GOAL –
Select lines where the word "JSON" appears.

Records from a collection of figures
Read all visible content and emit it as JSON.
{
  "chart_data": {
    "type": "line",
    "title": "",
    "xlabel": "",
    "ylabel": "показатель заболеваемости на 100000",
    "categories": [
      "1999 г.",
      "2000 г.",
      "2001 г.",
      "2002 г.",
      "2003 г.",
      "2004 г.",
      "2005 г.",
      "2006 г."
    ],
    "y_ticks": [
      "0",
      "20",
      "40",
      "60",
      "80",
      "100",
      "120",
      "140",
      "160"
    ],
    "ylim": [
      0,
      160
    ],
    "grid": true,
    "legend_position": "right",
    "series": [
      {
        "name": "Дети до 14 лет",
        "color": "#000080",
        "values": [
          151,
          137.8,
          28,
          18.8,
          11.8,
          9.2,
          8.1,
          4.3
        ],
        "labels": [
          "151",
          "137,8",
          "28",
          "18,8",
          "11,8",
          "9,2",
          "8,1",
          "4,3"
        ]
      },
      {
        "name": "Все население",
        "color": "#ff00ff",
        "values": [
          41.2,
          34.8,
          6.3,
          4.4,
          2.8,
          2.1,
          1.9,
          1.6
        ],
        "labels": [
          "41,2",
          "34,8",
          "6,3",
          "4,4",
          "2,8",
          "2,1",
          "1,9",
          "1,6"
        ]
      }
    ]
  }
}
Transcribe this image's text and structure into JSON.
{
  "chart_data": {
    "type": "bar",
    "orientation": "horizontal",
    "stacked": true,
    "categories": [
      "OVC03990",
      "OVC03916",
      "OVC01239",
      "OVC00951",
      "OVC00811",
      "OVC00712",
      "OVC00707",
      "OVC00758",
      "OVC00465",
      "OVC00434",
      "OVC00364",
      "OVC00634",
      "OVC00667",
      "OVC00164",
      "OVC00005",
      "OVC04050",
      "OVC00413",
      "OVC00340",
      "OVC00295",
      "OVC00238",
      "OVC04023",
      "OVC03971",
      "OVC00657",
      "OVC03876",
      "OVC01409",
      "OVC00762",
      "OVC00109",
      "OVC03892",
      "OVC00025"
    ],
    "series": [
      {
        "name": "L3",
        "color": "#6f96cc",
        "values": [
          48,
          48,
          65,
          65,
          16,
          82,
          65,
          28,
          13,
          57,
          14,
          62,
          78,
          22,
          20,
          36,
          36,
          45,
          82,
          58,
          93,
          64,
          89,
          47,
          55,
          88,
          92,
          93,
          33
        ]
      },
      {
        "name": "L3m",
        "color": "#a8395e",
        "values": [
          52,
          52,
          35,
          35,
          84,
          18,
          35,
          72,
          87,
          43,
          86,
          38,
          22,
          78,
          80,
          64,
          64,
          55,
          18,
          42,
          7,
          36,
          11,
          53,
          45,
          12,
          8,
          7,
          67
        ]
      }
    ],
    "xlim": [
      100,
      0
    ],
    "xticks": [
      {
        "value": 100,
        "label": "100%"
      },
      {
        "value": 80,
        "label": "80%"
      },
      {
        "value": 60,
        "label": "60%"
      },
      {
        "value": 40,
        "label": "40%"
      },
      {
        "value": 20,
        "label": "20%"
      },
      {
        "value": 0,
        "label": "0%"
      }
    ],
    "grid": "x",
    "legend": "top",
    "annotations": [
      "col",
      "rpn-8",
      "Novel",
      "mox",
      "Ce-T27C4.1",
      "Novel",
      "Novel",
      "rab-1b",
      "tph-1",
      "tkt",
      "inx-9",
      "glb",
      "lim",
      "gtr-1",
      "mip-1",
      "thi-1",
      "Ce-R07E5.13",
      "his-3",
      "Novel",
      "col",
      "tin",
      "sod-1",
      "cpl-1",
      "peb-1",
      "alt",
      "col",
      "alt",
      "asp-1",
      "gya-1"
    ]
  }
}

SOLUTION FOR THIS TASK –
Read all visible content and emit it as JSON.
Transcribe this image's text and structure into JSON.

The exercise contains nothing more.